Items from a dataset
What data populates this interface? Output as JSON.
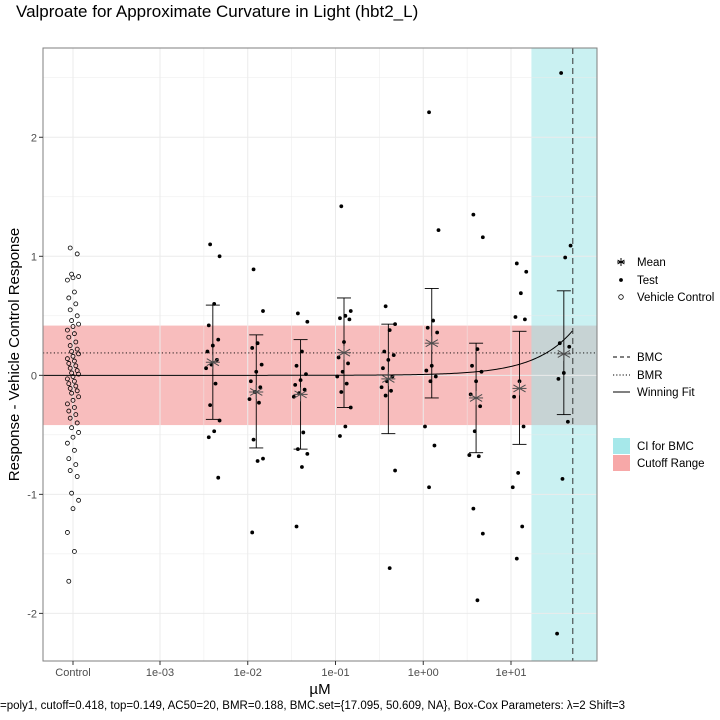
{
  "title": "Valproate for Approximate Curvature in Light (hbt2_L)",
  "footnote": "=poly1, cutoff=0.418, top=0.149, AC50=20, BMR=0.188, BMC.set={17.095, 50.609, NA}, Box-Cox Parameters: λ=2 Shift=3",
  "colors": {
    "ci_band": "#bfeeee",
    "cutoff_band": "#f7b6b6",
    "panel_border": "#7f7f7f",
    "grid": "#ebebeb"
  },
  "legend": {
    "points": [
      {
        "label": "Mean",
        "icon": "asterisk-icon"
      },
      {
        "label": "Test",
        "icon": "dot-icon"
      },
      {
        "label": "Vehicle Control",
        "icon": "open-circle-icon"
      }
    ],
    "lines": [
      {
        "label": "BMC",
        "style": "dashed"
      },
      {
        "label": "BMR",
        "style": "dotted"
      },
      {
        "label": "Winning Fit",
        "style": "solid"
      }
    ],
    "fills": [
      {
        "label": "CI for BMC",
        "color": "#a6e8ea"
      },
      {
        "label": "Cutoff Range",
        "color": "#f7a8a8"
      }
    ]
  },
  "chart_data": {
    "type": "scatter",
    "title": "Valproate for Approximate Curvature in Light (hbt2_L)",
    "xlabel": "µM",
    "ylabel": "Response - Vehicle Control Response",
    "x_scale": "log10",
    "x_tick_labels": [
      "Control",
      "1e-03",
      "1e-02",
      "1e-01",
      "1e+00",
      "1e+01"
    ],
    "x_tick_values": [
      null,
      0.001,
      0.01,
      0.1,
      1,
      10
    ],
    "y_ticks": [
      -2,
      -1,
      0,
      1,
      2
    ],
    "ylim": [
      -2.4,
      2.75
    ],
    "grid": true,
    "legend_position": "right",
    "cutoff_range": [
      -0.418,
      0.418
    ],
    "bmr": 0.188,
    "bmc": 50.609,
    "bmc_ci": [
      17.095,
      null
    ],
    "fit": {
      "model": "poly1",
      "top": 0.149,
      "ac50": 20
    },
    "means": [
      {
        "conc": 0.004,
        "mean": 0.11,
        "lo": -0.37,
        "hi": 0.59
      },
      {
        "conc": 0.0125,
        "mean": -0.14,
        "lo": -0.61,
        "hi": 0.34
      },
      {
        "conc": 0.04,
        "mean": -0.16,
        "lo": -0.62,
        "hi": 0.3
      },
      {
        "conc": 0.125,
        "mean": 0.19,
        "lo": -0.27,
        "hi": 0.65
      },
      {
        "conc": 0.4,
        "mean": -0.03,
        "lo": -0.49,
        "hi": 0.43
      },
      {
        "conc": 1.25,
        "mean": 0.27,
        "lo": -0.19,
        "hi": 0.73
      },
      {
        "conc": 4,
        "mean": -0.19,
        "lo": -0.65,
        "hi": 0.27
      },
      {
        "conc": 12.5,
        "mean": -0.11,
        "lo": -0.58,
        "hi": 0.37
      },
      {
        "conc": 40,
        "mean": 0.18,
        "lo": -0.33,
        "hi": 0.71
      }
    ],
    "test_points": [
      {
        "conc": 0.004,
        "y": [
          1.1,
          1.0,
          0.6,
          0.42,
          0.3,
          0.25,
          0.2,
          0.13,
          0.09,
          0.06,
          -0.07,
          -0.25,
          -0.38,
          -0.47,
          -0.52,
          -0.86
        ]
      },
      {
        "conc": 0.0125,
        "y": [
          0.89,
          0.54,
          0.27,
          0.23,
          0.09,
          0.03,
          -0.05,
          -0.1,
          -0.14,
          -0.2,
          -0.23,
          -0.54,
          -0.7,
          -0.72,
          -1.32
        ]
      },
      {
        "conc": 0.04,
        "y": [
          0.52,
          0.45,
          0.2,
          0.08,
          0.01,
          -0.04,
          -0.08,
          -0.12,
          -0.15,
          -0.18,
          -0.48,
          -0.62,
          -0.66,
          -0.77,
          -1.27
        ]
      },
      {
        "conc": 0.125,
        "y": [
          1.42,
          0.54,
          0.5,
          0.48,
          0.47,
          0.28,
          0.15,
          0.1,
          0.03,
          -0.01,
          -0.07,
          -0.14,
          -0.27,
          -0.43,
          -0.51
        ]
      },
      {
        "conc": 0.4,
        "y": [
          0.58,
          0.43,
          0.38,
          0.2,
          0.17,
          0.13,
          0.06,
          -0.01,
          -0.05,
          -0.1,
          -0.13,
          -0.17,
          -0.8,
          -1.62
        ]
      },
      {
        "conc": 1.25,
        "y": [
          2.21,
          1.22,
          0.46,
          0.4,
          0.36,
          0.08,
          0.04,
          -0.01,
          -0.05,
          -0.43,
          -0.59,
          -0.94
        ]
      },
      {
        "conc": 4,
        "y": [
          1.35,
          1.16,
          0.22,
          0.08,
          0.03,
          -0.05,
          -0.16,
          -0.26,
          -0.47,
          -0.67,
          -0.68,
          -1.12,
          -1.33,
          -1.89
        ]
      },
      {
        "conc": 12.5,
        "y": [
          0.94,
          0.87,
          0.69,
          0.49,
          0.47,
          -0.05,
          -0.18,
          -0.43,
          -0.82,
          -0.94,
          -1.27,
          -1.54
        ]
      },
      {
        "conc": 40,
        "y": [
          2.54,
          1.09,
          0.99,
          0.27,
          0.24,
          0.02,
          -0.03,
          -0.39,
          -0.87,
          -2.17
        ]
      }
    ],
    "vehicle_control": [
      1.07,
      1.02,
      0.85,
      0.83,
      0.82,
      0.8,
      0.7,
      0.65,
      0.6,
      0.55,
      0.5,
      0.46,
      0.43,
      0.41,
      0.38,
      0.35,
      0.32,
      0.28,
      0.25,
      0.22,
      0.2,
      0.18,
      0.16,
      0.14,
      0.12,
      0.1,
      0.08,
      0.06,
      0.04,
      0.02,
      0.01,
      -0.01,
      -0.03,
      -0.05,
      -0.07,
      -0.09,
      -0.11,
      -0.13,
      -0.15,
      -0.18,
      -0.21,
      -0.24,
      -0.27,
      -0.3,
      -0.33,
      -0.36,
      -0.4,
      -0.44,
      -0.48,
      -0.52,
      -0.57,
      -0.63,
      -0.7,
      -0.75,
      -0.8,
      -0.85,
      -0.99,
      -1.05,
      -1.12,
      -1.32,
      -1.48,
      -1.73
    ]
  }
}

## Instructions to follow
Going over the lines above, work out how many include "Valproate", then give only that number.

## Correct answer
2